(Collected data)

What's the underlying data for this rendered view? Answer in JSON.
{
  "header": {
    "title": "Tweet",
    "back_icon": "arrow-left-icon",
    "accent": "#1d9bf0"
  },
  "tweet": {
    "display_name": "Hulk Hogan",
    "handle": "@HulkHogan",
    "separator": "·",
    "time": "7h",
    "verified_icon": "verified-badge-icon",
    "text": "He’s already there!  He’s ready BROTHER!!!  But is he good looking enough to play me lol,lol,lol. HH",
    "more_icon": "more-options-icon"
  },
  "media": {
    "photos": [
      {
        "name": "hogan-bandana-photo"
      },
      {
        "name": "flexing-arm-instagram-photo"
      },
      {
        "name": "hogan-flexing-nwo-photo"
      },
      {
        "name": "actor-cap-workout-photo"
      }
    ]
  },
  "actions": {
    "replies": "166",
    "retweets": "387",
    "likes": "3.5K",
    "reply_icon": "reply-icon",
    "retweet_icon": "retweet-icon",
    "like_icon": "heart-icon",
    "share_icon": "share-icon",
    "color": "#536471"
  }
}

| PROBLEM DESCRIPTION |
Copy each line of the data above that holds "icon".

| RESPONSE FOR THIS EXERCISE |
    "back_icon": "arrow-left-icon",
    "verified_icon": "verified-badge-icon",
    "more_icon": "more-options-icon"
    "reply_icon": "reply-icon",
    "retweet_icon": "retweet-icon",
    "like_icon": "heart-icon",
    "share_icon": "share-icon",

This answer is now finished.